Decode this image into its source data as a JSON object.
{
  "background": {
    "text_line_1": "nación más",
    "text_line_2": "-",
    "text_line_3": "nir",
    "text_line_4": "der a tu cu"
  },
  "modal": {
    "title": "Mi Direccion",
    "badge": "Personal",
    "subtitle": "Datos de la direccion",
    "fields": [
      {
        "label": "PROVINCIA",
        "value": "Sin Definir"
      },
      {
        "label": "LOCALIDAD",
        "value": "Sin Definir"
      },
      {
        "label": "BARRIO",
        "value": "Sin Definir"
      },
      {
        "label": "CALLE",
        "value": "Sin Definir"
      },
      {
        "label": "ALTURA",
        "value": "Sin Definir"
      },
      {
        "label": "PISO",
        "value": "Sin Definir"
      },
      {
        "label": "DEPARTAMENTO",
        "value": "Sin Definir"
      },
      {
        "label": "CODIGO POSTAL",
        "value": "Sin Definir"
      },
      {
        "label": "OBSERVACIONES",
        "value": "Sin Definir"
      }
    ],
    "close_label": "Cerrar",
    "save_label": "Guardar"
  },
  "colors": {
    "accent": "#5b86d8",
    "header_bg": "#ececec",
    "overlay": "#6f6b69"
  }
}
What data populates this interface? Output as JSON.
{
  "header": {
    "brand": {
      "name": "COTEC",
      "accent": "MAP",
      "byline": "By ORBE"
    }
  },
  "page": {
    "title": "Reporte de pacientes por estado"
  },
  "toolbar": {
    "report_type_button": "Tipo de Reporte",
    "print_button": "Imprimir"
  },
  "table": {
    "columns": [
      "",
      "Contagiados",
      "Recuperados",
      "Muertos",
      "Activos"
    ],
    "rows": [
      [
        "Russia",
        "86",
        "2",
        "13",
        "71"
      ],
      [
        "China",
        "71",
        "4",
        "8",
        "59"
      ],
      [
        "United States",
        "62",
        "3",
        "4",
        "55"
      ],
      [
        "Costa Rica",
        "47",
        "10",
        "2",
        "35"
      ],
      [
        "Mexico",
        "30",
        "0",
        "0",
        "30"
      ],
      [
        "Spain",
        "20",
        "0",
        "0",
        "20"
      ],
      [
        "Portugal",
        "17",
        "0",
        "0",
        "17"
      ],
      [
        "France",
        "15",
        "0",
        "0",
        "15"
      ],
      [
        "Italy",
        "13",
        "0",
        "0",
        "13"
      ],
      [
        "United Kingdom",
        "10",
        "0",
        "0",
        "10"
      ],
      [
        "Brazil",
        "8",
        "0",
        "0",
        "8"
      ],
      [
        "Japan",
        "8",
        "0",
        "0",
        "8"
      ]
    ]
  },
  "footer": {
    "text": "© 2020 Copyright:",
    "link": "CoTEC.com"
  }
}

• • • • • • •

**GIVEN INSTRUCTION**
Restate each entry exactly, skipping none.

**RESPONSE TO THE EXERCISE**
Decode this image into its source data as a JSON object.
{
  "background": {
    "text_line_1": "nación más",
    "text_line_2": "-",
    "text_line_3": "nir",
    "text_line_4": "der a tu cu"
  },
  "modal": {
    "title": "Mi Direccion",
    "badge": "Personal",
    "subtitle": "Datos de la direccion",
    "fields": [
      {
        "label": "PROVINCIA",
        "value": "Sin Definir"
      },
      {
        "label": "LOCALIDAD",
        "value": "Sin Definir"
      },
      {
        "label": "BARRIO",
        "value": "Sin Definir"
      },
      {
        "label": "CALLE",
        "value": "Sin Definir"
      },
      {
        "label": "ALTURA",
        "value": "Sin Definir"
      },
      {
        "label": "PISO",
        "value": "Sin Definir"
      },
      {
        "label": "DEPARTAMENTO",
        "value": "Sin Definir"
      },
      {
        "label": "CODIGO POSTAL",
        "value": "Sin Definir"
      },
      {
        "label": "OBSERVACIONES",
        "value": "Sin Definir"
      }
    ],
    "close_label": "Cerrar",
    "save_label": "Guardar"
  },
  "colors": {
    "accent": "#5b86d8",
    "header_bg": "#ececec",
    "overlay": "#6f6b69"
  }
}
What data populates this interface? Output as JSON.
{
  "header": {
    "brand": {
      "name": "COTEC",
      "accent": "MAP",
      "byline": "By ORBE"
    }
  },
  "page": {
    "title": "Reporte de pacientes por estado"
  },
  "toolbar": {
    "report_type_button": "Tipo de Reporte",
    "print_button": "Imprimir"
  },
  "table": {
    "columns": [
      "",
      "Contagiados",
      "Recuperados",
      "Muertos",
      "Activos"
    ],
    "rows": [
      [
        "Russia",
        "86",
        "2",
        "13",
        "71"
      ],
      [
        "China",
        "71",
        "4",
        "8",
        "59"
      ],
      [
        "United States",
        "62",
        "3",
        "4",
        "55"
      ],
      [
        "Costa Rica",
        "47",
        "10",
        "2",
        "35"
      ],
      [
        "Mexico",
        "30",
        "0",
        "0",
        "30"
      ],
      [
        "Spain",
        "20",
        "0",
        "0",
        "20"
      ],
      [
        "Portugal",
        "17",
        "0",
        "0",
        "17"
      ],
      [
        "France",
        "15",
        "0",
        "0",
        "15"
      ],
      [
        "Italy",
        "13",
        "0",
        "0",
        "13"
      ],
      [
        "United Kingdom",
        "10",
        "0",
        "0",
        "10"
      ],
      [
        "Brazil",
        "8",
        "0",
        "0",
        "8"
      ],
      [
        "Japan",
        "8",
        "0",
        "0",
        "8"
      ]
    ]
  },
  "footer": {
    "text": "© 2020 Copyright:",
    "link": "CoTEC.com"
  }
}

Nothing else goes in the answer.